● **Your goal**
Determine the count of lines holding "Unemployed" and give that count alone.

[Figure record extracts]
╔══
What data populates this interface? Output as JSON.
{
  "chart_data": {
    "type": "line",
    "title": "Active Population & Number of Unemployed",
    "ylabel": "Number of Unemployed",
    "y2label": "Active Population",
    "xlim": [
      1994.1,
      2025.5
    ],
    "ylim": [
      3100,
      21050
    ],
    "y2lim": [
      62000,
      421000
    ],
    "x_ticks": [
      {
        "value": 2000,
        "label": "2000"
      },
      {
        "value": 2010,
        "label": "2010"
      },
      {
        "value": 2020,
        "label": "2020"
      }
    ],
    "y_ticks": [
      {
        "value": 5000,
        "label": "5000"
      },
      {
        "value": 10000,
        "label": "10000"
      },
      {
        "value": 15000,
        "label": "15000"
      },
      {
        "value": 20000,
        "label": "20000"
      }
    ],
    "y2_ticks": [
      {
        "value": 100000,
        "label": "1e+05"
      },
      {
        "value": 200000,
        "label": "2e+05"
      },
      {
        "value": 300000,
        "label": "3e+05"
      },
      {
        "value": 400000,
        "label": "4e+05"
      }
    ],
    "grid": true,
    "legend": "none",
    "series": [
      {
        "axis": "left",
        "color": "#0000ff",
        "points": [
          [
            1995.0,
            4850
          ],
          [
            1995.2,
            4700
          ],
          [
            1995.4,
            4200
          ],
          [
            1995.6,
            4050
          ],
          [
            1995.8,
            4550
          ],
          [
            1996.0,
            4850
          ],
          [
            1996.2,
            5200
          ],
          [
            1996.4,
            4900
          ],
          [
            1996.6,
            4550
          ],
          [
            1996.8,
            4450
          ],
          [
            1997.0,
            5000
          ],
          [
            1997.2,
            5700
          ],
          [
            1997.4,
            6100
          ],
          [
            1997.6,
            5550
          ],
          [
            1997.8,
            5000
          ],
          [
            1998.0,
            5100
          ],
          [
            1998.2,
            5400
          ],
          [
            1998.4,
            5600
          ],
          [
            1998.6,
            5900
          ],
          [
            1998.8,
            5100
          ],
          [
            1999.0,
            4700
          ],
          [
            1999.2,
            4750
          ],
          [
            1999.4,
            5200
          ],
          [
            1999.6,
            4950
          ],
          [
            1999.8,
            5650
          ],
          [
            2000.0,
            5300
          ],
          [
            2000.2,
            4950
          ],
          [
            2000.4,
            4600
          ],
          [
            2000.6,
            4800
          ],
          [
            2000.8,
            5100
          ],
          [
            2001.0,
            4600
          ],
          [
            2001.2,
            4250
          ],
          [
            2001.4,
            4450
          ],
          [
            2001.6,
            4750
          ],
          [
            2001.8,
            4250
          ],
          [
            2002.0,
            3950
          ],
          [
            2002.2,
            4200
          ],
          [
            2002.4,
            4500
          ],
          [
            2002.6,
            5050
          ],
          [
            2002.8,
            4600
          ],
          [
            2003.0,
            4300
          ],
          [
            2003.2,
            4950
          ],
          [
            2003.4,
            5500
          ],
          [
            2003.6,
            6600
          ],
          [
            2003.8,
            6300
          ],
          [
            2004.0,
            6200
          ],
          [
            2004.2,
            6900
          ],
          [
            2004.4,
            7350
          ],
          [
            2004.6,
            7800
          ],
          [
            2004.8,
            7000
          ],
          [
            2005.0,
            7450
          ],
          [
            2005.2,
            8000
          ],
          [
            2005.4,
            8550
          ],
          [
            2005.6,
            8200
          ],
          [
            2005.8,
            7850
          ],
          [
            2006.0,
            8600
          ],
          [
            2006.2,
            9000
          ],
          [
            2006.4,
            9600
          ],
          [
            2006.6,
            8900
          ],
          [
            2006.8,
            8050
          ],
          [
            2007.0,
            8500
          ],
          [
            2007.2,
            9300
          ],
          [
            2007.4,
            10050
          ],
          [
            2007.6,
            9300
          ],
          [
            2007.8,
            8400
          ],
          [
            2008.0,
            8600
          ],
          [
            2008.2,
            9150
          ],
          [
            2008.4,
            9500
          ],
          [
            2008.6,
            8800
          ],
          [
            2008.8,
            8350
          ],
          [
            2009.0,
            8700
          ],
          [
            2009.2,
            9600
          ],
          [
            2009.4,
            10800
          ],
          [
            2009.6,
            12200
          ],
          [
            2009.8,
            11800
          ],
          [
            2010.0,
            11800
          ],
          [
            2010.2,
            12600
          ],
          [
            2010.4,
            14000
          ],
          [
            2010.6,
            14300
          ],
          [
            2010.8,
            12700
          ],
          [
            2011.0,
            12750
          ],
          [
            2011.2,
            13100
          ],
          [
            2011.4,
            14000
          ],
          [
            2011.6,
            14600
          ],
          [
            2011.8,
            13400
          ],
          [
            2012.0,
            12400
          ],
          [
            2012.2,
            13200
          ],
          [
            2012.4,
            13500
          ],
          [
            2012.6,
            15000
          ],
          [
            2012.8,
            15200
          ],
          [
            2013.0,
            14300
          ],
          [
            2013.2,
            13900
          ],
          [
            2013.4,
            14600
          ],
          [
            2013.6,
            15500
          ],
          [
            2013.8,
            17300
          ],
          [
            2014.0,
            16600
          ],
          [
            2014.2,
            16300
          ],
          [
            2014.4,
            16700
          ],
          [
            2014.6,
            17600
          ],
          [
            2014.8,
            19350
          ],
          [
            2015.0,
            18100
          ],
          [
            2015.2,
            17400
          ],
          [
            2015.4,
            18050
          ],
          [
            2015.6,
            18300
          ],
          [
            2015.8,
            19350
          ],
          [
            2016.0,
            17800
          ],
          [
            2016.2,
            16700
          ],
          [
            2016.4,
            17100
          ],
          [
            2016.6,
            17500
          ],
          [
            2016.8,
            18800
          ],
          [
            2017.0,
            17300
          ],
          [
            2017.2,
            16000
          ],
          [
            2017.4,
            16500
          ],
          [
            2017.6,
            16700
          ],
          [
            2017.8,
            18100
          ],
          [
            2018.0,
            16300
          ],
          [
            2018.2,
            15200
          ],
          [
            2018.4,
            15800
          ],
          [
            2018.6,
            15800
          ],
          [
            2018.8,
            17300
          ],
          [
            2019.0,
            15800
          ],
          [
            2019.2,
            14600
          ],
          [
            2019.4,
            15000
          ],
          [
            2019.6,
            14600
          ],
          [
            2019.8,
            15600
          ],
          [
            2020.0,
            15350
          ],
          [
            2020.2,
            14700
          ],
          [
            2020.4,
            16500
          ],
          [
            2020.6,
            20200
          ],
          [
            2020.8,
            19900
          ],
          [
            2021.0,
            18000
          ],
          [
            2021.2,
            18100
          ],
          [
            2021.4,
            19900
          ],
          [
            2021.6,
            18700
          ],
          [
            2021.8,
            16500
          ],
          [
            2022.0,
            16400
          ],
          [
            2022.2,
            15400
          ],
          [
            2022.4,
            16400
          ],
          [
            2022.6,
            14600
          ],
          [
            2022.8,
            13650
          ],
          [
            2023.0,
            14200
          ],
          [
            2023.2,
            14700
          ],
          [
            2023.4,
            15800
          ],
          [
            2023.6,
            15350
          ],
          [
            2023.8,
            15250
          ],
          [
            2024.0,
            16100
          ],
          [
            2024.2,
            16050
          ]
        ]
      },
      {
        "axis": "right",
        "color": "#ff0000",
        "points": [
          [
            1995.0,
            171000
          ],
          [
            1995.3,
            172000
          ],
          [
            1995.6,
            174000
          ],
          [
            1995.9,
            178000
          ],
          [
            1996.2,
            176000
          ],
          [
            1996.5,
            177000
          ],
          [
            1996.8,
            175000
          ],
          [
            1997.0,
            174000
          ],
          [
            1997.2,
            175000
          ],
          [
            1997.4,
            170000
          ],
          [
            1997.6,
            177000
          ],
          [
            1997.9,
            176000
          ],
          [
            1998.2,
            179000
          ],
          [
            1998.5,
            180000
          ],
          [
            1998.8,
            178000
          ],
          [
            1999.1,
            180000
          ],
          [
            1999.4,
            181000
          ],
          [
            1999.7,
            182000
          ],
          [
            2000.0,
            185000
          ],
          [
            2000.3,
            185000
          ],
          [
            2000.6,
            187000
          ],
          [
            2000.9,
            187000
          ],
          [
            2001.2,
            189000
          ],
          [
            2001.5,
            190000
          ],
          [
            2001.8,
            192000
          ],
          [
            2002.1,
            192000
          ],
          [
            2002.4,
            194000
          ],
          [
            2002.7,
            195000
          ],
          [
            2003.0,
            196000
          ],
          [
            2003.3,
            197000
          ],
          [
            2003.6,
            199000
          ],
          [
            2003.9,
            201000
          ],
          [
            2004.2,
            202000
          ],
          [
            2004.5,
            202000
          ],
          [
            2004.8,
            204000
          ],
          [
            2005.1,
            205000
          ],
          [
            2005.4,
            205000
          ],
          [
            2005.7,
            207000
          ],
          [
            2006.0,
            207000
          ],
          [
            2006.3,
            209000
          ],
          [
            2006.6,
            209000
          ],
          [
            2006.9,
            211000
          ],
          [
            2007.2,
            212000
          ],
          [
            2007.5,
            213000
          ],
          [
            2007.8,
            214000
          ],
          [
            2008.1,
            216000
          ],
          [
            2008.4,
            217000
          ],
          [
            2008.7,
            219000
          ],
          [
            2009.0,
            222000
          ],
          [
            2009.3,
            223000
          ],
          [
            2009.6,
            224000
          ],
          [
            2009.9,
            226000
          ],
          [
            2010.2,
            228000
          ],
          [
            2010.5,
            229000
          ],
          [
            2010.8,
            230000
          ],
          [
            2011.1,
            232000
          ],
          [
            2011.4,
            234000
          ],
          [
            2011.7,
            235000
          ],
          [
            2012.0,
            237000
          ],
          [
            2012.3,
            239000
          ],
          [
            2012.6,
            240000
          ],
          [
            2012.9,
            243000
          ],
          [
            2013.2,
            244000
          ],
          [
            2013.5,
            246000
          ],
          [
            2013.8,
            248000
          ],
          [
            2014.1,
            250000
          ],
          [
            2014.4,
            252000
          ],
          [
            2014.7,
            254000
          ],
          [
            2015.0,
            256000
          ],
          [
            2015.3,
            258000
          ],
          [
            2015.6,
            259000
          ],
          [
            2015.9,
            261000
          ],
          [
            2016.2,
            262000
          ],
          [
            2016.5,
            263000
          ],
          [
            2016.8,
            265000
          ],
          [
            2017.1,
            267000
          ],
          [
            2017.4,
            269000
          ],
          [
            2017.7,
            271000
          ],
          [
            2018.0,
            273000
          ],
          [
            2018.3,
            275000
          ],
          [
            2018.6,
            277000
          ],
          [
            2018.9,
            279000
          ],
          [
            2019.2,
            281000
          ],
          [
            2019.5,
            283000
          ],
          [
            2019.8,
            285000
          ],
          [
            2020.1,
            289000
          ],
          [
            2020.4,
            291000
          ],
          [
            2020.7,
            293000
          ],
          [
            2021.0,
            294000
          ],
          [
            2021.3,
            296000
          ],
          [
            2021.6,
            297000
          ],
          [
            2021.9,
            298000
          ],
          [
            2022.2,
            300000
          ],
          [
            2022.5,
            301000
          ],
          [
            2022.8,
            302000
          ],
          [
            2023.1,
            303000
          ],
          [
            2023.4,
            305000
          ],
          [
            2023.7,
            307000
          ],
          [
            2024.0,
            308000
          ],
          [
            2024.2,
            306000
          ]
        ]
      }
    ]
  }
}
╚══
● **Written solution**
2